Task brief: Can you transcribe the data exactly? Leave the pictures out.
START Data section
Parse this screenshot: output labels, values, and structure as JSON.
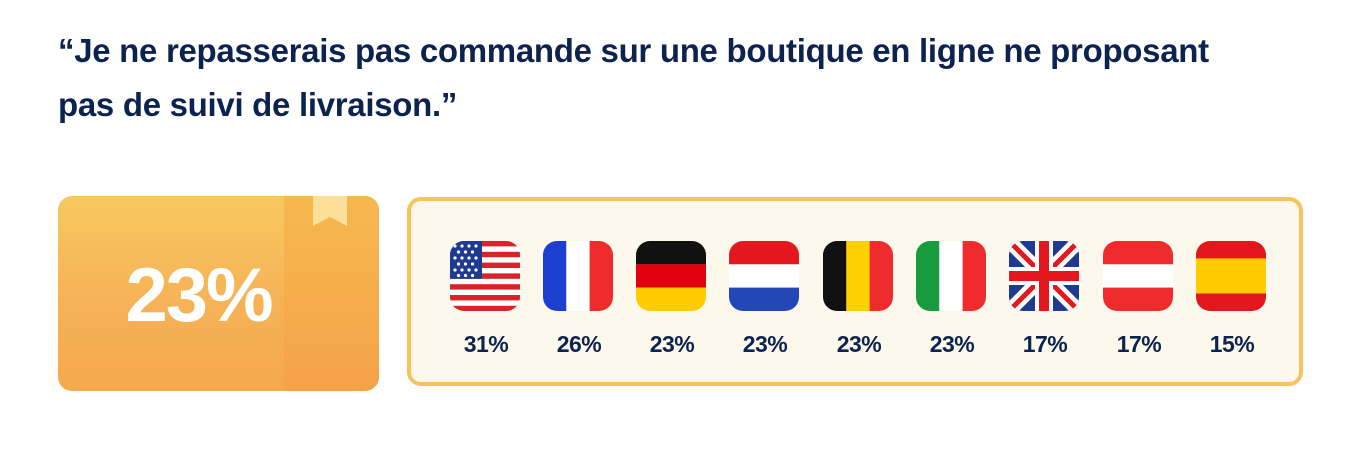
{
  "quote": "“Je ne repasserais pas commande sur une boutique en ligne ne proposant pas de suivi de livraison.”",
  "chart_data": {
    "type": "bar",
    "overall": "23%",
    "categories": [
      "USA",
      "France",
      "Germany",
      "Netherlands",
      "Belgium",
      "Italy",
      "United Kingdom",
      "Austria",
      "Spain"
    ],
    "labels": [
      "31%",
      "26%",
      "23%",
      "23%",
      "23%",
      "23%",
      "17%",
      "17%",
      "15%"
    ],
    "values": [
      31,
      26,
      23,
      23,
      23,
      23,
      17,
      17,
      15
    ]
  },
  "colors": {
    "title": "#0c2350",
    "box_light": "#f8c85f",
    "box_dark": "#f6a84c",
    "panel_border": "#f6c35c",
    "panel_bg": "#fdf8ec"
  },
  "flags": [
    "usa-flag-icon",
    "france-flag-icon",
    "germany-flag-icon",
    "netherlands-flag-icon",
    "belgium-flag-icon",
    "italy-flag-icon",
    "uk-flag-icon",
    "austria-flag-icon",
    "spain-flag-icon"
  ]
}
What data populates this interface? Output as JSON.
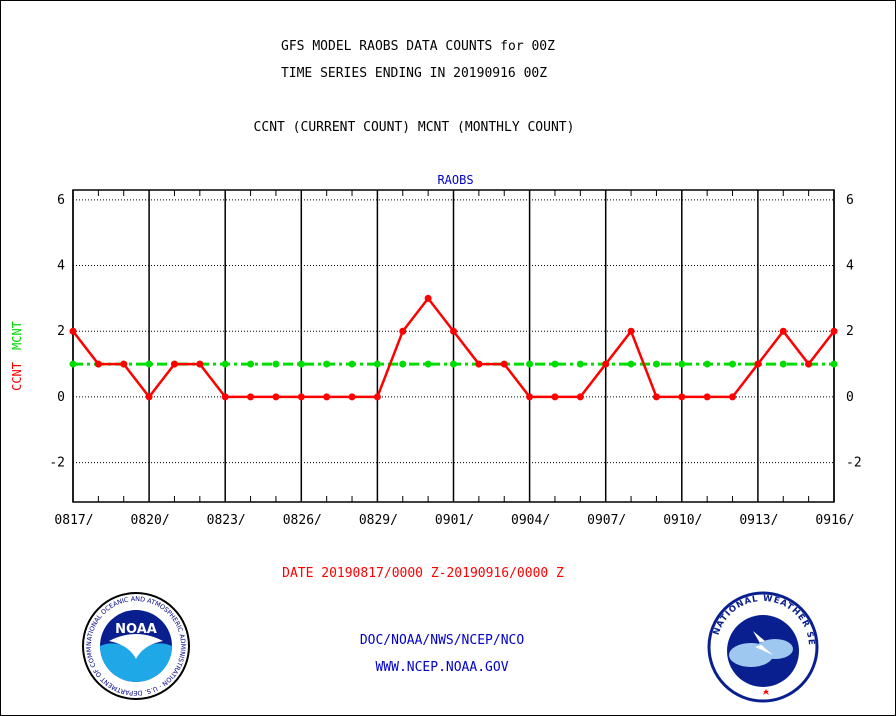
END Data section
Answer to the problem:
Parse this screenshot: output labels, values, and structure as JSON.
{
  "quote": "“Je ne repasserais pas commande sur une boutique en ligne ne proposant pas de suivi de livraison.”",
  "chart_data": {
    "type": "bar",
    "overall": "23%",
    "categories": [
      "USA",
      "France",
      "Germany",
      "Netherlands",
      "Belgium",
      "Italy",
      "United Kingdom",
      "Austria",
      "Spain"
    ],
    "labels": [
      "31%",
      "26%",
      "23%",
      "23%",
      "23%",
      "23%",
      "17%",
      "17%",
      "15%"
    ],
    "values": [
      31,
      26,
      23,
      23,
      23,
      23,
      17,
      17,
      15
    ]
  },
  "colors": {
    "title": "#0c2350",
    "box_light": "#f8c85f",
    "box_dark": "#f6a84c",
    "panel_border": "#f6c35c",
    "panel_bg": "#fdf8ec"
  },
  "flags": [
    "usa-flag-icon",
    "france-flag-icon",
    "germany-flag-icon",
    "netherlands-flag-icon",
    "belgium-flag-icon",
    "italy-flag-icon",
    "uk-flag-icon",
    "austria-flag-icon",
    "spain-flag-icon"
  ]
}
What data populates this interface? Output as JSON.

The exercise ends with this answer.